>> begin
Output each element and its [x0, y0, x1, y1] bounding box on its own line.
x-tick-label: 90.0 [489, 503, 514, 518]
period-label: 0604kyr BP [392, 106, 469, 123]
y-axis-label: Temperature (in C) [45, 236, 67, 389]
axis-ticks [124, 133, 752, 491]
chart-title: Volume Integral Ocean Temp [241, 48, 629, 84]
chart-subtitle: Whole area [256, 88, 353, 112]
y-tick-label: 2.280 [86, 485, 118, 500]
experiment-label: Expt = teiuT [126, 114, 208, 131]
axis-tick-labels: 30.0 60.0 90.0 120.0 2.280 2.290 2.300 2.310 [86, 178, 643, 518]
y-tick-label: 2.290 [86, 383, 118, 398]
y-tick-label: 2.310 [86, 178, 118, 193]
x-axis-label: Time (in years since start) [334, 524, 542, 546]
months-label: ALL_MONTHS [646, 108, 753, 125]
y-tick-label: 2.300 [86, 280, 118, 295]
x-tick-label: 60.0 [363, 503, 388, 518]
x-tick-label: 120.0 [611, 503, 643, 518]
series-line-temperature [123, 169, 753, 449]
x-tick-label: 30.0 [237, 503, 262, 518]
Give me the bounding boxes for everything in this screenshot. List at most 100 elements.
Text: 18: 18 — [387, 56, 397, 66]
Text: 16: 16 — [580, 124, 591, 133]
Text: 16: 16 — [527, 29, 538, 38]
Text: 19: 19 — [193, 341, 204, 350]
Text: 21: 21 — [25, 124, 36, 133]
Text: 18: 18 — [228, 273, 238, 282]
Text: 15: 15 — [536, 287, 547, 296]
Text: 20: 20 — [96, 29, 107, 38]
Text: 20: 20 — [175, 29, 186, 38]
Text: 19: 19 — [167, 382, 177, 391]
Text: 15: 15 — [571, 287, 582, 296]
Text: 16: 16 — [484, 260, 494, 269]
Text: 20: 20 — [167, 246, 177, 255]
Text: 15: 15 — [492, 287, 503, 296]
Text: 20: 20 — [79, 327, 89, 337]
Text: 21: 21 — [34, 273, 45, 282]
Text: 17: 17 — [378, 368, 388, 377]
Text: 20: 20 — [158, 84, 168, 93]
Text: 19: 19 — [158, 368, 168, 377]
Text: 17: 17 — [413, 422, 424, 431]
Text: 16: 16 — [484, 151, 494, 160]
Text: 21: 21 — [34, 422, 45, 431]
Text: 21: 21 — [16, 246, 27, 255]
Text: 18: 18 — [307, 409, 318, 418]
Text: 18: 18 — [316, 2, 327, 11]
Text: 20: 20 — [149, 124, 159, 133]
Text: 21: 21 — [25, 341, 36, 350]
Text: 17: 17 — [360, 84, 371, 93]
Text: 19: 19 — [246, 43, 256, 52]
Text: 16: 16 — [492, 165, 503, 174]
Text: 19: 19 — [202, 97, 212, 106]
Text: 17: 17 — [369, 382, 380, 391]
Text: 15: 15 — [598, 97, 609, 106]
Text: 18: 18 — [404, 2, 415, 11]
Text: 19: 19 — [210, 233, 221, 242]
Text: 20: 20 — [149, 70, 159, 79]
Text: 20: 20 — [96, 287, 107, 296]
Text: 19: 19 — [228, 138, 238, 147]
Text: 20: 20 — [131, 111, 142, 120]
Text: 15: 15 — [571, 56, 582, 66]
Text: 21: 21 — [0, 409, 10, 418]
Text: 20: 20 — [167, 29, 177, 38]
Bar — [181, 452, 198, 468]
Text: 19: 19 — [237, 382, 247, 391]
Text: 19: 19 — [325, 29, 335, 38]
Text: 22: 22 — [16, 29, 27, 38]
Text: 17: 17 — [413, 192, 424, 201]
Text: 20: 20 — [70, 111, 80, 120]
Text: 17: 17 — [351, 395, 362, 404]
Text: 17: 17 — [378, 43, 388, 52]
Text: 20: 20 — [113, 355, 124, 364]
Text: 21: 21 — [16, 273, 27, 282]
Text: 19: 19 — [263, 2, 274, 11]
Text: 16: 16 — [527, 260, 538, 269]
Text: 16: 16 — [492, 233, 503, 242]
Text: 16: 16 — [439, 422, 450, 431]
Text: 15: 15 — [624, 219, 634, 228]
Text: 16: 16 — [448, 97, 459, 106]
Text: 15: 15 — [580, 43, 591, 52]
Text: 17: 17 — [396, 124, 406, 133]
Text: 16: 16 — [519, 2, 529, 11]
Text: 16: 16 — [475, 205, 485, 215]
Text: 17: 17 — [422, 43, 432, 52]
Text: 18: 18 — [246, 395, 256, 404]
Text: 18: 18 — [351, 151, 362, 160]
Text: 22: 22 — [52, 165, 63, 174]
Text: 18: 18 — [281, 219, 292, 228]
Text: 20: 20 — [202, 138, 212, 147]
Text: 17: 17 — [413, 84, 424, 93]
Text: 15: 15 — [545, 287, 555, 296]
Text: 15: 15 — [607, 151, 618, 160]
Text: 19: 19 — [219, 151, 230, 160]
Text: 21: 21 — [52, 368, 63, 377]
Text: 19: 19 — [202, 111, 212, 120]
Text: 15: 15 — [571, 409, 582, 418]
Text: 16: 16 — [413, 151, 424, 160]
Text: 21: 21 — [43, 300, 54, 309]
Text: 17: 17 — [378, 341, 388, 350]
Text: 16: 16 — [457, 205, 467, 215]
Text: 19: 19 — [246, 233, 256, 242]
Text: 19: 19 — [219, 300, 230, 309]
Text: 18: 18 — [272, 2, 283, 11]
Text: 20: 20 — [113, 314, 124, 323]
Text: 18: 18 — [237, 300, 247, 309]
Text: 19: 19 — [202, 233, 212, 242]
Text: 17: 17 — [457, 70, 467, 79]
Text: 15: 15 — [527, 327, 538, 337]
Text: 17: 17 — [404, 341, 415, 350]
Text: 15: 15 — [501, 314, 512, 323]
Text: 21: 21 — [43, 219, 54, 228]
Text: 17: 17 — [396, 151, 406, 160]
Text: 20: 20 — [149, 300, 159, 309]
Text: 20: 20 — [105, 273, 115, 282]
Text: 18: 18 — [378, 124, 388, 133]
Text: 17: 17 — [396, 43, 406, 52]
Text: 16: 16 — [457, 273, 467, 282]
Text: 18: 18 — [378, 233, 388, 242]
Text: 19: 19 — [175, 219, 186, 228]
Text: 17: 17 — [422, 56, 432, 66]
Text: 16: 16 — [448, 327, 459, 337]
>> end
• _Exercise details_:
Output the items above verbatim, from the first line through the line containing "Text: 19: 19 — [193, 341, 204, 350]", both ends included.

• _Answer to this exercise_:
Output each element and its [x0, y0, x1, y1] bounding box on its own line.
x-tick-label: 90.0 [489, 503, 514, 518]
period-label: 0604kyr BP [392, 106, 469, 123]
y-axis-label: Temperature (in C) [45, 236, 67, 389]
axis-ticks [124, 133, 752, 491]
chart-title: Volume Integral Ocean Temp [241, 48, 629, 84]
chart-subtitle: Whole area [256, 88, 353, 112]
y-tick-label: 2.280 [86, 485, 118, 500]
experiment-label: Expt = teiuT [126, 114, 208, 131]
axis-tick-labels: 30.0 60.0 90.0 120.0 2.280 2.290 2.300 2.310 [86, 178, 643, 518]
y-tick-label: 2.290 [86, 383, 118, 398]
y-tick-label: 2.310 [86, 178, 118, 193]
x-axis-label: Time (in years since start) [334, 524, 542, 546]
months-label: ALL_MONTHS [646, 108, 753, 125]
y-tick-label: 2.300 [86, 280, 118, 295]
x-tick-label: 60.0 [363, 503, 388, 518]
x-tick-label: 120.0 [611, 503, 643, 518]
series-line-temperature [123, 169, 753, 449]
x-tick-label: 30.0 [237, 503, 262, 518]
Give me the bounding boxes for everything in this screenshot. List at most 100 elements.
Text: 18: 18 — [387, 56, 397, 66]
Text: 16: 16 — [580, 124, 591, 133]
Text: 16: 16 — [527, 29, 538, 38]
Text: 19: 19 — [193, 341, 204, 350]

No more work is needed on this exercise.